Written instruction = Quote the records that follow in full, leaving the pictures out.

Extracted data entries:
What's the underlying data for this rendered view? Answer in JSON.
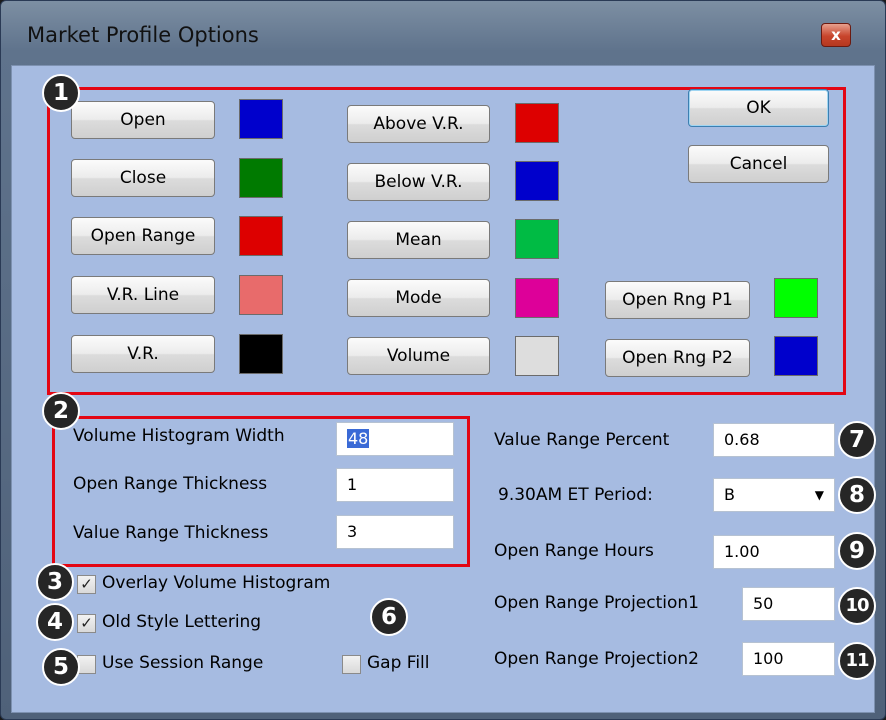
{
  "window": {
    "title": "Market Profile Options",
    "close_label": "x"
  },
  "colors": {
    "open": "#0000cc",
    "close": "#007a00",
    "open_range": "#dd0000",
    "vr_line": "#e86b6b",
    "vr": "#000000",
    "above_vr": "#dd0000",
    "below_vr": "#0000cc",
    "mean": "#00bb44",
    "mode": "#dd0099",
    "volume": "#dddddd",
    "open_rng_p1": "#00ff00",
    "open_rng_p2": "#0000cc"
  },
  "buttons": {
    "open": "Open",
    "close": "Close",
    "open_range": "Open Range",
    "vr_line": "V.R. Line",
    "vr": "V.R.",
    "above_vr": "Above V.R.",
    "below_vr": "Below V.R.",
    "mean": "Mean",
    "mode": "Mode",
    "volume": "Volume",
    "open_rng_p1": "Open Rng P1",
    "open_rng_p2": "Open Rng P2",
    "ok": "OK",
    "cancel": "Cancel"
  },
  "settings": {
    "volume_histogram_width": {
      "label": "Volume Histogram Width",
      "value": "48"
    },
    "open_range_thickness": {
      "label": "Open Range Thickness",
      "value": "1"
    },
    "value_range_thickness": {
      "label": "Value Range Thickness",
      "value": "3"
    },
    "value_range_percent": {
      "label": "Value Range Percent",
      "value": "0.68"
    },
    "et_period": {
      "label": "9.30AM ET Period:",
      "value": "B"
    },
    "open_range_hours": {
      "label": "Open Range Hours",
      "value": "1.00"
    },
    "open_range_projection1": {
      "label": "Open Range Projection1",
      "value": "50"
    },
    "open_range_projection2": {
      "label": "Open Range Projection2",
      "value": "100"
    }
  },
  "checkboxes": {
    "overlay_volume_histogram": {
      "label": "Overlay Volume Histogram",
      "checked": true,
      "mark": "✓"
    },
    "old_style_lettering": {
      "label": "Old Style Lettering",
      "checked": true,
      "mark": "✓"
    },
    "use_session_range": {
      "label": "Use Session Range",
      "checked": false,
      "mark": ""
    },
    "gap_fill": {
      "label": "Gap Fill",
      "checked": false,
      "mark": ""
    }
  },
  "callouts": [
    "1",
    "2",
    "3",
    "4",
    "5",
    "6",
    "7",
    "8",
    "9",
    "10",
    "11"
  ]
}
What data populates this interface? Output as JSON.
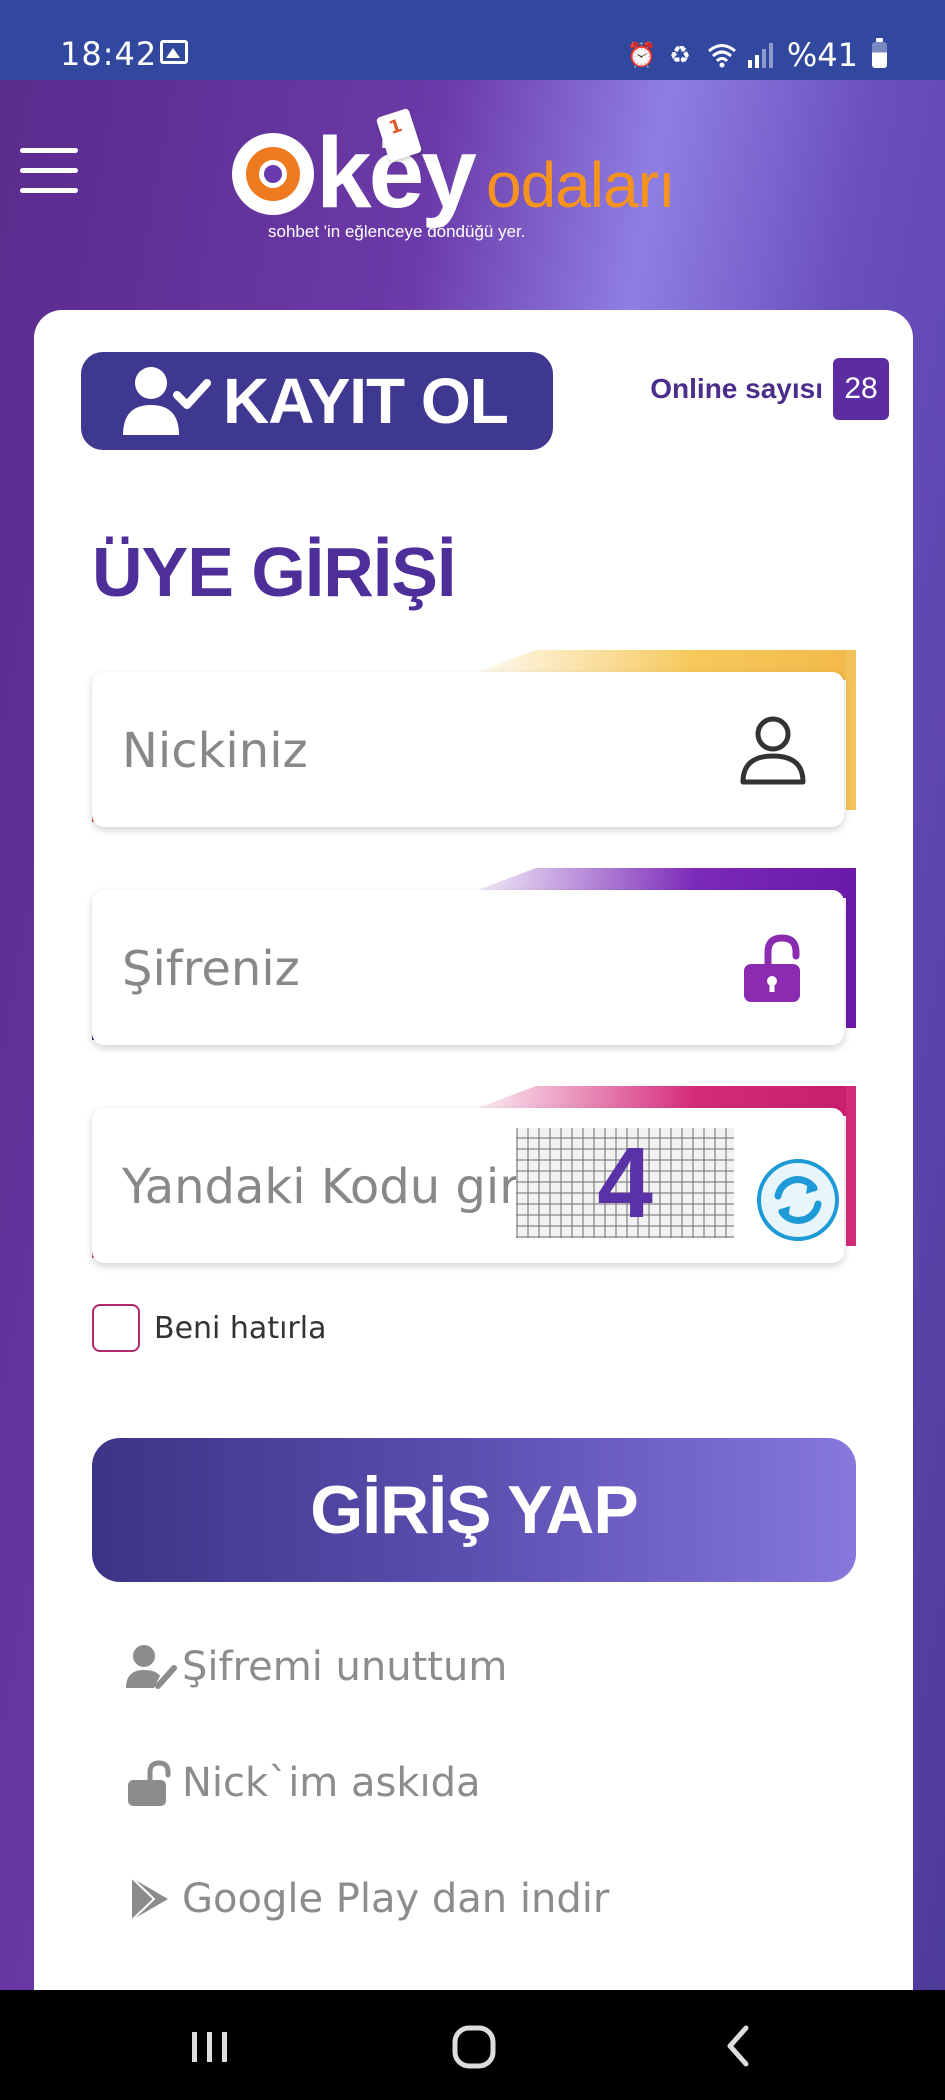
{
  "status_bar": {
    "time": "18:42",
    "battery": "%41"
  },
  "header": {
    "logo_main": "okey",
    "logo_sub": "odaları",
    "logo_slogan": "sohbet 'in eğlenceye  döndüğü yer."
  },
  "card": {
    "register_label": "KAYIT OL",
    "online_label": "Online sayısı",
    "online_count": "28",
    "login_title": "ÜYE GİRİŞİ",
    "nick_placeholder": "Nickiniz",
    "password_placeholder": "Şifreniz",
    "captcha_placeholder": "Yandaki Kodu giri",
    "captcha_code": "4",
    "remember_label": "Beni hatırla",
    "login_button": "GİRİŞ YAP",
    "links": {
      "forgot_password": "Şifremi unuttum",
      "nick_suspended": "Nick`im askıda",
      "google_play": "Google Play dan indir"
    }
  },
  "colors": {
    "status_bar": "#31489e",
    "brand_purple": "#3f3890",
    "title_purple": "#4e2f9a",
    "logo_orange": "#f6921e",
    "nick_accent": "#e0481c",
    "password_accent": "#6a1aa8",
    "captcha_accent": "#d42a7a",
    "link_gray": "#8c8c8c"
  },
  "icons": {
    "register": "user-check-icon",
    "nick": "user-icon",
    "password": "unlock-icon",
    "refresh": "refresh-icon",
    "forgot": "user-edit-icon",
    "suspended": "unlock-icon",
    "play": "google-play-icon"
  }
}
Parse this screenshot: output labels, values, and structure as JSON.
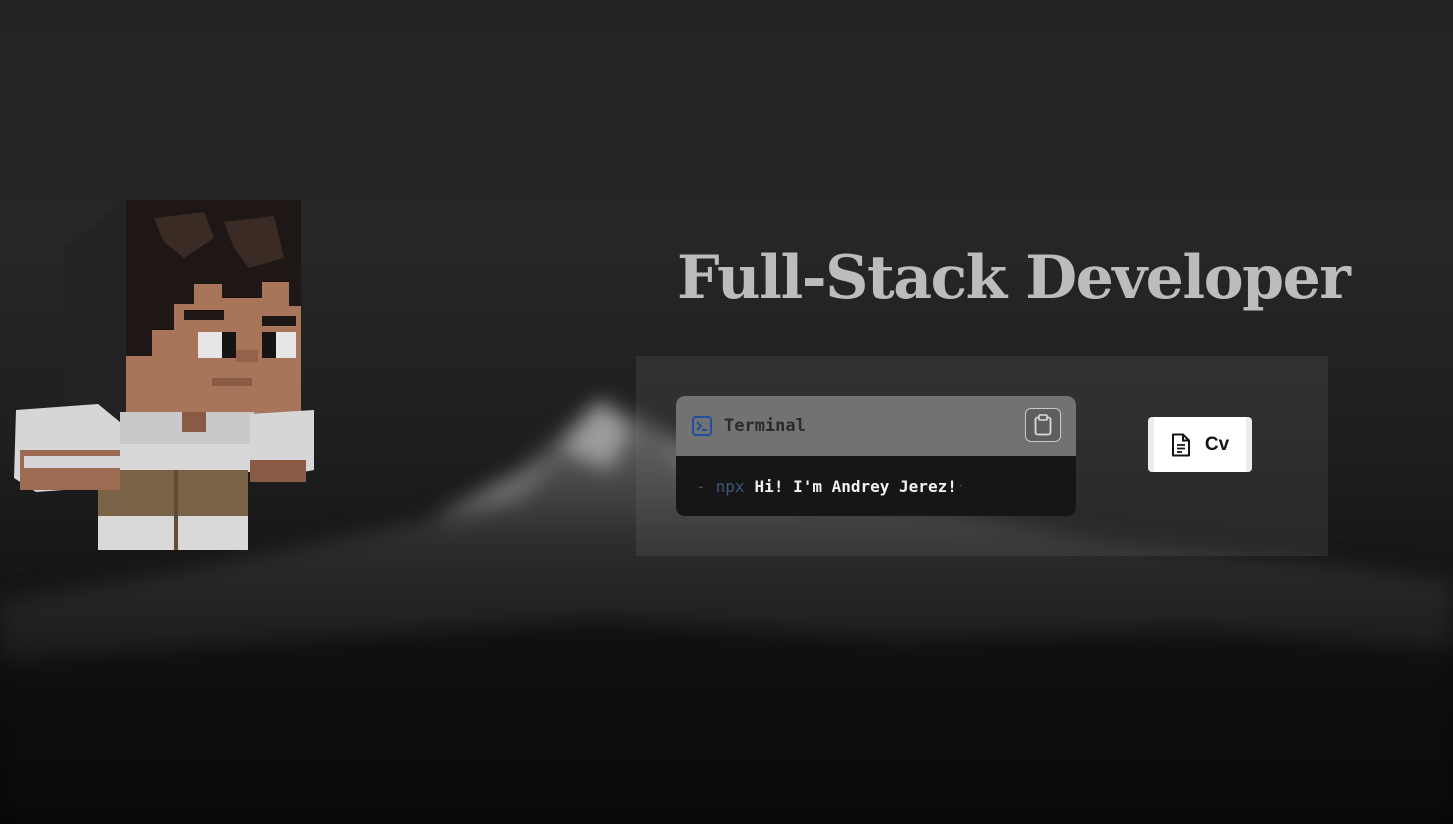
{
  "hero": {
    "title": "Full-Stack Developer"
  },
  "terminal": {
    "header_label": "Terminal",
    "prompt_symbol": "-",
    "command": "npx",
    "message": "Hi! I'm Andrey Jerez!",
    "cursor": "·",
    "icon": "terminal-icon",
    "copy_icon": "clipboard-icon"
  },
  "cv_button": {
    "label": "Cv",
    "icon": "file-text-icon"
  },
  "colors": {
    "title": "#bdbcbc",
    "terminal_header": "#727272",
    "terminal_body": "#161616",
    "terminal_icon": "#1f4fa0"
  }
}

Task result =
What's the underlying data for this rendered view? Answer in JSON.
{
  "window": {
    "title": "Market Profile Options",
    "close_label": "x"
  },
  "colors": {
    "open": "#0000cc",
    "close": "#007a00",
    "open_range": "#dd0000",
    "vr_line": "#e86b6b",
    "vr": "#000000",
    "above_vr": "#dd0000",
    "below_vr": "#0000cc",
    "mean": "#00bb44",
    "mode": "#dd0099",
    "volume": "#dddddd",
    "open_rng_p1": "#00ff00",
    "open_rng_p2": "#0000cc"
  },
  "buttons": {
    "open": "Open",
    "close": "Close",
    "open_range": "Open Range",
    "vr_line": "V.R. Line",
    "vr": "V.R.",
    "above_vr": "Above V.R.",
    "below_vr": "Below V.R.",
    "mean": "Mean",
    "mode": "Mode",
    "volume": "Volume",
    "open_rng_p1": "Open Rng P1",
    "open_rng_p2": "Open Rng P2",
    "ok": "OK",
    "cancel": "Cancel"
  },
  "settings": {
    "volume_histogram_width": {
      "label": "Volume Histogram Width",
      "value": "48"
    },
    "open_range_thickness": {
      "label": "Open Range Thickness",
      "value": "1"
    },
    "value_range_thickness": {
      "label": "Value Range Thickness",
      "value": "3"
    },
    "value_range_percent": {
      "label": "Value Range Percent",
      "value": "0.68"
    },
    "et_period": {
      "label": "9.30AM ET Period:",
      "value": "B"
    },
    "open_range_hours": {
      "label": "Open Range Hours",
      "value": "1.00"
    },
    "open_range_projection1": {
      "label": "Open Range Projection1",
      "value": "50"
    },
    "open_range_projection2": {
      "label": "Open Range Projection2",
      "value": "100"
    }
  },
  "checkboxes": {
    "overlay_volume_histogram": {
      "label": "Overlay Volume Histogram",
      "checked": true,
      "mark": "✓"
    },
    "old_style_lettering": {
      "label": "Old Style Lettering",
      "checked": true,
      "mark": "✓"
    },
    "use_session_range": {
      "label": "Use Session Range",
      "checked": false,
      "mark": ""
    },
    "gap_fill": {
      "label": "Gap Fill",
      "checked": false,
      "mark": ""
    }
  },
  "callouts": [
    "1",
    "2",
    "3",
    "4",
    "5",
    "6",
    "7",
    "8",
    "9",
    "10",
    "11"
  ]
}
What data populates this interface? Output as JSON.
{
  "status_bar": {
    "time": "18:42",
    "battery": "%41"
  },
  "header": {
    "logo_main": "okey",
    "logo_sub": "odaları",
    "logo_slogan": "sohbet 'in eğlenceye  döndüğü yer."
  },
  "card": {
    "register_label": "KAYIT OL",
    "online_label": "Online sayısı",
    "online_count": "28",
    "login_title": "ÜYE GİRİŞİ",
    "nick_placeholder": "Nickiniz",
    "password_placeholder": "Şifreniz",
    "captcha_placeholder": "Yandaki Kodu giri",
    "captcha_code": "4",
    "remember_label": "Beni hatırla",
    "login_button": "GİRİŞ YAP",
    "links": {
      "forgot_password": "Şifremi unuttum",
      "nick_suspended": "Nick`im askıda",
      "google_play": "Google Play dan indir"
    }
  },
  "colors": {
    "status_bar": "#31489e",
    "brand_purple": "#3f3890",
    "title_purple": "#4e2f9a",
    "logo_orange": "#f6921e",
    "nick_accent": "#e0481c",
    "password_accent": "#6a1aa8",
    "captcha_accent": "#d42a7a",
    "link_gray": "#8c8c8c"
  },
  "icons": {
    "register": "user-check-icon",
    "nick": "user-icon",
    "password": "unlock-icon",
    "refresh": "refresh-icon",
    "forgot": "user-edit-icon",
    "suspended": "unlock-icon",
    "play": "google-play-icon"
  }
}
Parse this screenshot: output labels, values, and structure as JSON.
{
  "hero": {
    "title": "Full-Stack Developer"
  },
  "terminal": {
    "header_label": "Terminal",
    "prompt_symbol": "-",
    "command": "npx",
    "message": "Hi! I'm Andrey Jerez!",
    "cursor": "·",
    "icon": "terminal-icon",
    "copy_icon": "clipboard-icon"
  },
  "cv_button": {
    "label": "Cv",
    "icon": "file-text-icon"
  },
  "colors": {
    "title": "#bdbcbc",
    "terminal_header": "#727272",
    "terminal_body": "#161616",
    "terminal_icon": "#1f4fa0"
  }
}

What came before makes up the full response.